TASK OBJECTIVE: Repeat the data below exactly, dropping any pictures it holds.

(Saved entries)
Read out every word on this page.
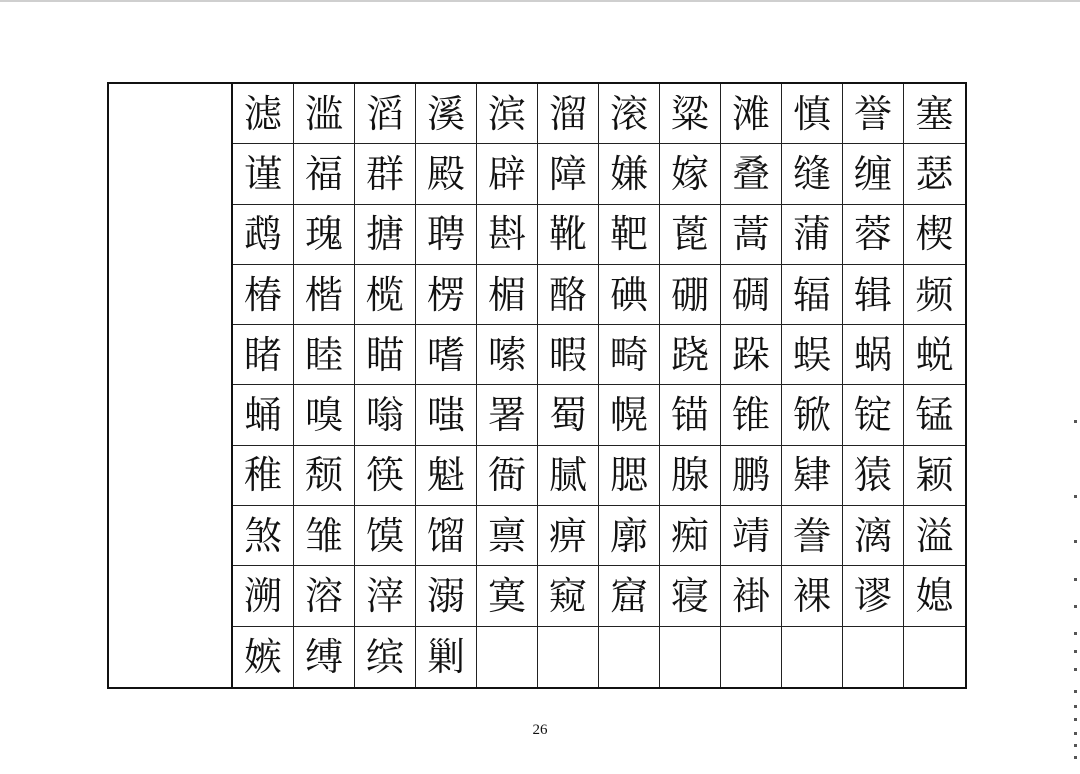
滤 滥 滔 溪 滨 溜 滚 粱 滩 慎 誉 塞
谨 福 群 殿 辟 障 嫌 嫁 叠 缝 缠 瑟
鹉 瑰 搪 聘 斟 靴 靶 蓖 蒿 蒲 蓉 楔
椿 楷 榄 楞 楣 酪 碘 硼 碉 辐 辑 频
睹 睦 瞄 嗜 嗦 暇 畸 跷 跺 蜈 蜗 蜕
蛹 嗅 嗡 嗤 署 蜀 幌 锚 锥 锨 锭 锰
稚 颓 筷 魁 衙 腻 腮 腺 鹏 肄 猿 颖
煞 雏 馍 馏 禀 痹 廓 痴 靖 誊 漓 溢
溯 溶 滓 溺 寞 窥 窟 寝 褂 裸 谬 媳
嫉 缚 缤 剿
26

TASK OUTPUT:
Read out every word on this page.
滤 滥 滔 溪 滨 溜 滚 粱 滩 慎 誉 塞
谨 福 群 殿 辟 障 嫌 嫁 叠 缝 缠 瑟
鹉 瑰 搪 聘 斟 靴 靶 蓖 蒿 蒲 蓉 楔
椿 楷 榄 楞 楣 酪 碘 硼 碉 辐 辑 频
睹 睦 瞄 嗜 嗦 暇 畸 跷 跺 蜈 蜗 蜕
蛹 嗅 嗡 嗤 署 蜀 幌 锚 锥 锨 锭 锰
稚 颓 筷 魁 衙 腻 腮 腺 鹏 肄 猿 颖
煞 雏 馍 馏 禀 痹 廓 痴 靖 誊 漓 溢
溯 溶 滓 溺 寞 窥 窟 寝 褂 裸 谬 媳
嫉 缚 缤 剿
26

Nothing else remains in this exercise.